## The problem
The entries are to be returned exactly, with images left out.
[BEGIN]
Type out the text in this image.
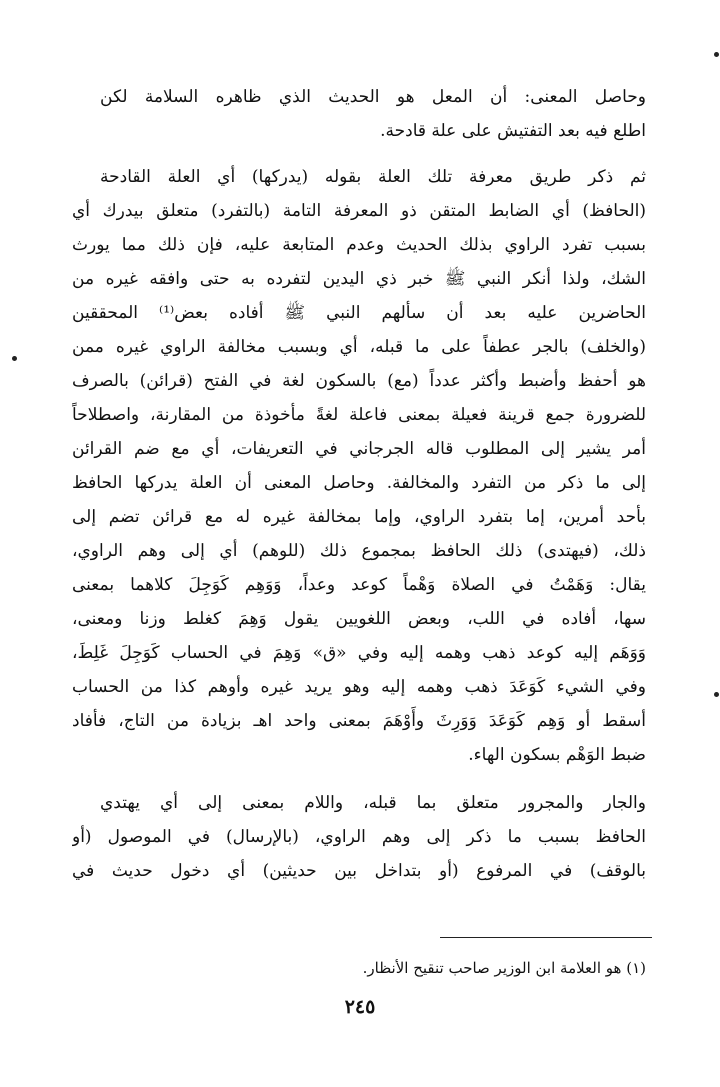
وحاصل المعنى: أن المعل هو الحديث الذي ظاهره السلامة لكن
اطلع فيه بعد التفتيش على علة قادحة.
ثم ذكر طريق معرفة تلك العلة بقوله (يدركها) أي العلة القادحة
(الحافظ) أي الضابط المتقن ذو المعرفة التامة (بالتفرد) متعلق بيدرك أي
بسبب تفرد الراوي بذلك الحديث وعدم المتابعة عليه، فإن ذلك مما يورث
الشك، ولذا أنكر النبي ﷺ خبر ذي اليدين لتفرده به حتى وافقه غيره من
الحاضرين عليه بعد أن سألهم النبي ﷺ أفاده بعض⁽¹⁾ المحققين
(والخلف) بالجر عطفاً على ما قبله، أي وبسبب مخالفة الراوي غيره ممن
هو أحفظ وأضبط وأكثر عدداً (مع) بالسكون لغة في الفتح (قرائن) بالصرف
للضرورة جمع قرينة فعيلة بمعنى فاعلة لغةً مأخوذة من المقارنة، واصطلاحاً
أمر يشير إلى المطلوب قاله الجرجاني في التعريفات، أي مع ضم القرائن
إلى ما ذكر من التفرد والمخالفة. وحاصل المعنى أن العلة يدركها الحافظ
بأحد أمرين، إما بتفرد الراوي، وإما بمخالفة غيره له مع قرائن تضم إلى
ذلك، (فيهتدى) ذلك الحافظ بمجموع ذلك (للوهم) أي إلى وهم الراوي،
يقال: وَهَمْتُ في الصلاة وَهْماً كوعد وعداً، وَوَهِم كَوَجِلَ كلاهما بمعنى
سها، أفاده في اللب، وبعض اللغويين يقول وَهِمَ كغلط وزنا ومعنى،
وَوَهَم إليه كوعد ذهب وهمه إليه وفي «ق» وَهِمَ في الحساب كَوَجِلَ غَلِطَ،
وفي الشيء كَوَعَدَ ذهب وهمه إليه وهو يريد غيره وأوهم كذا من الحساب
أسقط أو وَهِم كَوَعَدَ وَوَرِثَ وأَوْهَمَ بمعنى واحد اهـ بزيادة من التاج، فأفاد
ضبط الوَهْم بسكون الهاء.
والجار والمجرور متعلق بما قبله، واللام بمعنى إلى أي يهتدي
الحافظ بسبب ما ذكر إلى وهم الراوي، (بالإرسال) في الموصول (أو
بالوقف) في المرفوع (أو بتداخل بين حديثين) أي دخول حديث في
(١) هو العلامة ابن الوزير صاحب تنقيح الأنظار.
٢٤٥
[END]
## Written answer
Type out the text in this image.
وحاصل المعنى: أن المعل هو الحديث الذي ظاهره السلامة لكن
اطلع فيه بعد التفتيش على علة قادحة.
ثم ذكر طريق معرفة تلك العلة بقوله (يدركها) أي العلة القادحة
(الحافظ) أي الضابط المتقن ذو المعرفة التامة (بالتفرد) متعلق بيدرك أي
بسبب تفرد الراوي بذلك الحديث وعدم المتابعة عليه، فإن ذلك مما يورث
الشك، ولذا أنكر النبي ﷺ خبر ذي اليدين لتفرده به حتى وافقه غيره من
الحاضرين عليه بعد أن سألهم النبي ﷺ أفاده بعض⁽¹⁾ المحققين
(والخلف) بالجر عطفاً على ما قبله، أي وبسبب مخالفة الراوي غيره ممن
هو أحفظ وأضبط وأكثر عدداً (مع) بالسكون لغة في الفتح (قرائن) بالصرف
للضرورة جمع قرينة فعيلة بمعنى فاعلة لغةً مأخوذة من المقارنة، واصطلاحاً
أمر يشير إلى المطلوب قاله الجرجاني في التعريفات، أي مع ضم القرائن
إلى ما ذكر من التفرد والمخالفة. وحاصل المعنى أن العلة يدركها الحافظ
بأحد أمرين، إما بتفرد الراوي، وإما بمخالفة غيره له مع قرائن تضم إلى
ذلك، (فيهتدى) ذلك الحافظ بمجموع ذلك (للوهم) أي إلى وهم الراوي،
يقال: وَهَمْتُ في الصلاة وَهْماً كوعد وعداً، وَوَهِم كَوَجِلَ كلاهما بمعنى
سها، أفاده في اللب، وبعض اللغويين يقول وَهِمَ كغلط وزنا ومعنى،
وَوَهَم إليه كوعد ذهب وهمه إليه وفي «ق» وَهِمَ في الحساب كَوَجِلَ غَلِطَ،
وفي الشيء كَوَعَدَ ذهب وهمه إليه وهو يريد غيره وأوهم كذا من الحساب
أسقط أو وَهِم كَوَعَدَ وَوَرِثَ وأَوْهَمَ بمعنى واحد اهـ بزيادة من التاج، فأفاد
ضبط الوَهْم بسكون الهاء.
والجار والمجرور متعلق بما قبله، واللام بمعنى إلى أي يهتدي
الحافظ بسبب ما ذكر إلى وهم الراوي، (بالإرسال) في الموصول (أو
بالوقف) في المرفوع (أو بتداخل بين حديثين) أي دخول حديث في
(١) هو العلامة ابن الوزير صاحب تنقيح الأنظار.
٢٤٥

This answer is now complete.